__What you will do__
Output the full material exactly as it appears here.

(Collected data)
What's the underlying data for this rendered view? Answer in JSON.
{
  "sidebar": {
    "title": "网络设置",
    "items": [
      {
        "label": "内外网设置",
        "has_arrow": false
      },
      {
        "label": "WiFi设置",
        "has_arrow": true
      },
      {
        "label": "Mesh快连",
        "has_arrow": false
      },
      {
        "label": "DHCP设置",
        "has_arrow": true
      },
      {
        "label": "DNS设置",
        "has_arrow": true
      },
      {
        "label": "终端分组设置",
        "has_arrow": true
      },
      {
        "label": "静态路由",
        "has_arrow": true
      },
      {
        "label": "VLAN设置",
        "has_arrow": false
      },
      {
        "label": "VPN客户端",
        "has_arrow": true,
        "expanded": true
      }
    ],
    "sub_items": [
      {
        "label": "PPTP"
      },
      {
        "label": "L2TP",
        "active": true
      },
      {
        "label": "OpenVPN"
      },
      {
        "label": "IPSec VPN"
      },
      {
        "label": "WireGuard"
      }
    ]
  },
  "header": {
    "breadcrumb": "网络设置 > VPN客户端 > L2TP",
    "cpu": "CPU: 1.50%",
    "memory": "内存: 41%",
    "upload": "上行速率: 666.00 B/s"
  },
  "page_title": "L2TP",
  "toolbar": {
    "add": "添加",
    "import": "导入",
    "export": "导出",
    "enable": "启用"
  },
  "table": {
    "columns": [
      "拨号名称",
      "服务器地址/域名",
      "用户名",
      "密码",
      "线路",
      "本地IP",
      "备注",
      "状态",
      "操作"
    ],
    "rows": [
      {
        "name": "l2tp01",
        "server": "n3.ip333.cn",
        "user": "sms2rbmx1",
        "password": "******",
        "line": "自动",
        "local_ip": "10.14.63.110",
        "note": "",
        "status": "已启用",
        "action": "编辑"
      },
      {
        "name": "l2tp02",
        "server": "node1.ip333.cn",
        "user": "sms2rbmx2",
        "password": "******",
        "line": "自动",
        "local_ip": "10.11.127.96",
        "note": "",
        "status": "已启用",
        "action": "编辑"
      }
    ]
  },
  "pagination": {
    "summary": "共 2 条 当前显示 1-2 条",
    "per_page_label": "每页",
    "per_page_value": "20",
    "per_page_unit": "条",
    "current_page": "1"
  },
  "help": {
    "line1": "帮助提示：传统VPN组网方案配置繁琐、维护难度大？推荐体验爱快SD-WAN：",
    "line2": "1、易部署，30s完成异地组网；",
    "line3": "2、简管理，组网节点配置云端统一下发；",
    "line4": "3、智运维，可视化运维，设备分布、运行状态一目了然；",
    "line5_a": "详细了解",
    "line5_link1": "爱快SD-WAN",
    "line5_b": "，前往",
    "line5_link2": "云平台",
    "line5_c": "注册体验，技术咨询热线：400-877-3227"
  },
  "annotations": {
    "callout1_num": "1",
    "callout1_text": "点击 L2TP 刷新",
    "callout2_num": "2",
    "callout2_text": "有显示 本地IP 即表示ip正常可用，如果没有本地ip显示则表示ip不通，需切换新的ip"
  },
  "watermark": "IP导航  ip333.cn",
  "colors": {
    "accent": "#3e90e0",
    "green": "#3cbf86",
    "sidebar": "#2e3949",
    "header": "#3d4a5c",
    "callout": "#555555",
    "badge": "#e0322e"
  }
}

__Written solution__
What's the underlying data for this rendered view? Answer in JSON.
{
  "sidebar": {
    "title": "网络设置",
    "items": [
      {
        "label": "内外网设置",
        "has_arrow": false
      },
      {
        "label": "WiFi设置",
        "has_arrow": true
      },
      {
        "label": "Mesh快连",
        "has_arrow": false
      },
      {
        "label": "DHCP设置",
        "has_arrow": true
      },
      {
        "label": "DNS设置",
        "has_arrow": true
      },
      {
        "label": "终端分组设置",
        "has_arrow": true
      },
      {
        "label": "静态路由",
        "has_arrow": true
      },
      {
        "label": "VLAN设置",
        "has_arrow": false
      },
      {
        "label": "VPN客户端",
        "has_arrow": true,
        "expanded": true
      }
    ],
    "sub_items": [
      {
        "label": "PPTP"
      },
      {
        "label": "L2TP",
        "active": true
      },
      {
        "label": "OpenVPN"
      },
      {
        "label": "IPSec VPN"
      },
      {
        "label": "WireGuard"
      }
    ]
  },
  "header": {
    "breadcrumb": "网络设置 > VPN客户端 > L2TP",
    "cpu": "CPU: 1.50%",
    "memory": "内存: 41%",
    "upload": "上行速率: 666.00 B/s"
  },
  "page_title": "L2TP",
  "toolbar": {
    "add": "添加",
    "import": "导入",
    "export": "导出",
    "enable": "启用"
  },
  "table": {
    "columns": [
      "拨号名称",
      "服务器地址/域名",
      "用户名",
      "密码",
      "线路",
      "本地IP",
      "备注",
      "状态",
      "操作"
    ],
    "rows": [
      {
        "name": "l2tp01",
        "server": "n3.ip333.cn",
        "user": "sms2rbmx1",
        "password": "******",
        "line": "自动",
        "local_ip": "10.14.63.110",
        "note": "",
        "status": "已启用",
        "action": "编辑"
      },
      {
        "name": "l2tp02",
        "server": "node1.ip333.cn",
        "user": "sms2rbmx2",
        "password": "******",
        "line": "自动",
        "local_ip": "10.11.127.96",
        "note": "",
        "status": "已启用",
        "action": "编辑"
      }
    ]
  },
  "pagination": {
    "summary": "共 2 条 当前显示 1-2 条",
    "per_page_label": "每页",
    "per_page_value": "20",
    "per_page_unit": "条",
    "current_page": "1"
  },
  "help": {
    "line1": "帮助提示：传统VPN组网方案配置繁琐、维护难度大？推荐体验爱快SD-WAN：",
    "line2": "1、易部署，30s完成异地组网；",
    "line3": "2、简管理，组网节点配置云端统一下发；",
    "line4": "3、智运维，可视化运维，设备分布、运行状态一目了然；",
    "line5_a": "详细了解",
    "line5_link1": "爱快SD-WAN",
    "line5_b": "，前往",
    "line5_link2": "云平台",
    "line5_c": "注册体验，技术咨询热线：400-877-3227"
  },
  "annotations": {
    "callout1_num": "1",
    "callout1_text": "点击 L2TP 刷新",
    "callout2_num": "2",
    "callout2_text": "有显示 本地IP 即表示ip正常可用，如果没有本地ip显示则表示ip不通，需切换新的ip"
  },
  "watermark": "IP导航  ip333.cn",
  "colors": {
    "accent": "#3e90e0",
    "green": "#3cbf86",
    "sidebar": "#2e3949",
    "header": "#3d4a5c",
    "callout": "#555555",
    "badge": "#e0322e"
  }
}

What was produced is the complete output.